The Rise of Fascism
F.L. Carsten
University of California Press
ISBN: 9780520046436
During the entirety of the administration of President Donald Trump, books on fascism have been popular. It is probably unprecedented in the history of the United States that the election of a president would spark interest in the history and emergence of fascism. Many of these books, like On Tyranny (2017) by Timothy Snyder, are prospective, and offer warnings about the dangers our society has faced these last four years. At the same time, there has been renewed interest in the classic, The Origins of Totalitarianism (1951), by Hannah Arendt, a massive work that traces the history of both society and of ideology in Central and Eastern Europe from the mid-19th century through the second and third decades of the 20th century.
These books, and many others of their type, contain a host of useful insights. Snyder's treatise has the air of just-before-panic about it, but its set of warnings, billed in the book's subtitle as "twenty lessons from the twentieth century," also court the response of being too simplistic. On the other hand, Arendt's book is full of detail, but its depth can have an overwhelming impact on a reader. Completing this work can be a daunting task. Like many other studies of its subject, fully understanding Arendt's work seems to require that readers possess far more specialized background knowledge of central European interwar history, politics, and culture than most will be able to muster.
The Rise of Fascism was first published in 1967 and is now in its second edition. At 280 pages, it has the virtue of brevity to recommend it, but it is also worthwhile because it offers a specific narrative of how fascist movements and parties came to power in Italy, Germany, and elsewhere in Europe in the years between the end of WW I and the 1930s.
This treatise is especially illuminating on Germany and Nazism. Its picture of the inner machinations of political elites during the late years of the Weimar Republic is invaluable. Especially illuminating is Carsten's demonstration of just how those elites chose Adolph Hitler's party over democracy, and how quickly Hitler turned the complicity of those elites against them, snuffing out both democracy and independent civil society with breathtaking ruthlessness.
Carsten (1911-1998) was a German-born refugee from Nazism who became an eminent British historian. Here he offers a portrait, not just of Hitler and the Nazi Party, but of the whole background of the anti-Semitic movement in Germany in the years just before and after World War I. Where Arendt, for instance, takes us all the way back to the relationship between the origins of anti-Semitism and the rise of both the bourgeoisie and the nation state, Carsten is more focused on specific movements and personalities during the immediate pre-and-post WW I years.
Readers can also find here a remarkably detailed narrative on the crisis of the Weimar Republic and democracy in Germany during the early years of the Great Depression, a tale that is illuminatingly told despite its brevity. We see just how weak, institutionally, democracy was in that country. Many comments on the crisis of the Weimar Republic focus on the conflict within the left, between the Socialist and Communist parties, which, it is said, opened the path to Hitler and tyranny. Carsten comments on this as well, but he also shows us that the Republic was a weak proposition from its beginnings. Its institutional structure reflected Germany's absence of strong democratic traditions. The alienation of much of the population from democracy as such was a big factor in facilitating the growth of the fascist mass movement. The left parties, though they, too, were mass movements, seemed to command strong minorities, but could not, by themselves, command a powerful enough majority to thwart the fascist threat. For that, a working class-middle class alliance was necessary, and large segments of the middle classes were, as the Depression gathered steam, increasingly falling under Hitler's spell.

> **WORK ORDER**
Copy the stretch from "Carsten (1911-1998) was" through "WW I years." in the review of The Rise of Fascism, renaming "Carsten" as "F.L. Carsten" each time it occurs.

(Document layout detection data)
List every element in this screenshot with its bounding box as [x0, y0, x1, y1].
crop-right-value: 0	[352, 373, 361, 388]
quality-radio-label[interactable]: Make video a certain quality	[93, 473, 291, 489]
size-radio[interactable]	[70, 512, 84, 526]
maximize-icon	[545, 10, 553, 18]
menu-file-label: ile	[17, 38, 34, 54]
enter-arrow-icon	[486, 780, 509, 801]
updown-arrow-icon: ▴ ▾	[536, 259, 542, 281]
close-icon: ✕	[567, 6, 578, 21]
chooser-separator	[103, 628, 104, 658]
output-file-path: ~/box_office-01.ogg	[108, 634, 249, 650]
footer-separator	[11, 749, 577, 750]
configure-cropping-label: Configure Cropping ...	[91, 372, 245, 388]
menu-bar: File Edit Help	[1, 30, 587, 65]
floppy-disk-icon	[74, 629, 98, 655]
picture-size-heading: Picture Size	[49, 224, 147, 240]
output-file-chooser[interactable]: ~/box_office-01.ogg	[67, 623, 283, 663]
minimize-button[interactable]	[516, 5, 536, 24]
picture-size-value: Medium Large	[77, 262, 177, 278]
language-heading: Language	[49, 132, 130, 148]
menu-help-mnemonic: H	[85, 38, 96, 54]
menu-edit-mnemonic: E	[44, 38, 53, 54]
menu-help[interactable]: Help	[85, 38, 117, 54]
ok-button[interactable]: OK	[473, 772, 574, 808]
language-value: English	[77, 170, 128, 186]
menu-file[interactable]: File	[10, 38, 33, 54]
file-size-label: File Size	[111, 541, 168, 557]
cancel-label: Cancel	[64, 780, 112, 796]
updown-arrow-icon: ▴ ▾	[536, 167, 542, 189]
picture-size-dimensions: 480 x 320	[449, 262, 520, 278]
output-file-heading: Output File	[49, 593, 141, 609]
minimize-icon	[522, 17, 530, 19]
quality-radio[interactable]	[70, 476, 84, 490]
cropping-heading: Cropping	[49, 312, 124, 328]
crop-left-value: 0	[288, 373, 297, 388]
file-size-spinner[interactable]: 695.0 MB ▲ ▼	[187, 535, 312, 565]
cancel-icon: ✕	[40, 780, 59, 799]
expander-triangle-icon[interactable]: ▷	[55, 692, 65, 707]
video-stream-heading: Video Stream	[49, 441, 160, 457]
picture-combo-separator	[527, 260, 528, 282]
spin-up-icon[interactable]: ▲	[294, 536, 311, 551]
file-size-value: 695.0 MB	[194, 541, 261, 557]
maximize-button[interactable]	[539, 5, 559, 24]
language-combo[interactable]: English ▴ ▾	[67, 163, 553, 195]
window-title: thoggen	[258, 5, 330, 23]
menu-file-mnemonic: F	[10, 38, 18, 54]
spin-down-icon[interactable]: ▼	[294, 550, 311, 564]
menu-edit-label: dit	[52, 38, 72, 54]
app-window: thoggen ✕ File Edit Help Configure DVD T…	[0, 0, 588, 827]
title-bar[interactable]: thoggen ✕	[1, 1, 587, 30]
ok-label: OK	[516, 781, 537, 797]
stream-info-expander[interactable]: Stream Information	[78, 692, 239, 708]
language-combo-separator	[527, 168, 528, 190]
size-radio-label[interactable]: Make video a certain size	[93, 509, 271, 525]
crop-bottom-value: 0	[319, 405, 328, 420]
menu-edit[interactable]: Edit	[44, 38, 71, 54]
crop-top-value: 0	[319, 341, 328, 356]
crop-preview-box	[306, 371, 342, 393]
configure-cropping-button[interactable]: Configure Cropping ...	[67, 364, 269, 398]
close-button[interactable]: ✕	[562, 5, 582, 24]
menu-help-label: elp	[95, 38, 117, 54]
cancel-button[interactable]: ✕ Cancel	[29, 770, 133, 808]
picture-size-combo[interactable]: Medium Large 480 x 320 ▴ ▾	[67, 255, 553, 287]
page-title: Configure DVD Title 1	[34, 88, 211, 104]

> **ANSWER SPACE**
F.L. Carsten (1911-1998) was a German-born refugee from Nazism who became an eminent British historian. Here he offers a portrait, not just of Hitler and the Nazi Party, but of the whole background of the anti-Semitic movement in Germany in the years just before and after World War I. Where Arendt, for instance, takes us all the way back to the relationship between the origins of anti-Semitism and the rise of both the bourgeoisie and the nation state, F.L. Carsten is more focused on specific movements and personalities during the immediate pre-and-post WW I years.